> _Given instruction_: Repeat every line of the listing below exactly, minus the pictures.

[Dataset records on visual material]

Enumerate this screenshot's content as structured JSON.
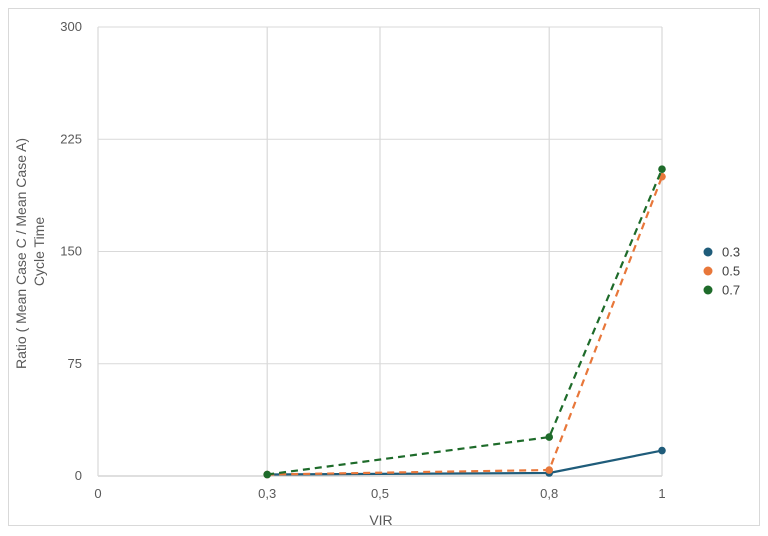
{
  "chart_data": {
    "type": "line",
    "title": "",
    "xlabel": "VIR",
    "ylabel_lines": [
      "Ratio ( Mean Case C / Mean Case A)",
      "Cycle Time"
    ],
    "x_ticks": [
      0,
      0.3,
      0.5,
      0.8,
      1
    ],
    "x_tick_labels": [
      "0",
      "0,3",
      "0,5",
      "0,8",
      "1"
    ],
    "xlim": [
      0,
      1
    ],
    "y_ticks": [
      0,
      75,
      150,
      225,
      300
    ],
    "y_tick_labels": [
      "0",
      "75",
      "150",
      "225",
      "300"
    ],
    "ylim": [
      0,
      300
    ],
    "grid": true,
    "legend_position": "right",
    "series": [
      {
        "name": "0.3",
        "color": "#1f5c7a",
        "dash": "solid",
        "points": [
          [
            0.3,
            1
          ],
          [
            0.8,
            2
          ],
          [
            1,
            17
          ]
        ]
      },
      {
        "name": "0.5",
        "color": "#e8773a",
        "dash": "dashed",
        "points": [
          [
            0.3,
            1
          ],
          [
            0.8,
            4
          ],
          [
            1,
            200
          ]
        ]
      },
      {
        "name": "0.7",
        "color": "#1e6b2a",
        "dash": "dashed",
        "points": [
          [
            0.3,
            1
          ],
          [
            0.8,
            26
          ],
          [
            1,
            205
          ]
        ]
      }
    ]
  }
}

> _Exercise solution_:
Enumerate this screenshot's content as structured JSON.
{
  "chart_data": {
    "type": "line",
    "title": "",
    "xlabel": "VIR",
    "ylabel_lines": [
      "Ratio ( Mean Case C / Mean Case A)",
      "Cycle Time"
    ],
    "x_ticks": [
      0,
      0.3,
      0.5,
      0.8,
      1
    ],
    "x_tick_labels": [
      "0",
      "0,3",
      "0,5",
      "0,8",
      "1"
    ],
    "xlim": [
      0,
      1
    ],
    "y_ticks": [
      0,
      75,
      150,
      225,
      300
    ],
    "y_tick_labels": [
      "0",
      "75",
      "150",
      "225",
      "300"
    ],
    "ylim": [
      0,
      300
    ],
    "grid": true,
    "legend_position": "right",
    "series": [
      {
        "name": "0.3",
        "color": "#1f5c7a",
        "dash": "solid",
        "points": [
          [
            0.3,
            1
          ],
          [
            0.8,
            2
          ],
          [
            1,
            17
          ]
        ]
      },
      {
        "name": "0.5",
        "color": "#e8773a",
        "dash": "dashed",
        "points": [
          [
            0.3,
            1
          ],
          [
            0.8,
            4
          ],
          [
            1,
            200
          ]
        ]
      },
      {
        "name": "0.7",
        "color": "#1e6b2a",
        "dash": "dashed",
        "points": [
          [
            0.3,
            1
          ],
          [
            0.8,
            26
          ],
          [
            1,
            205
          ]
        ]
      }
    ]
  }
}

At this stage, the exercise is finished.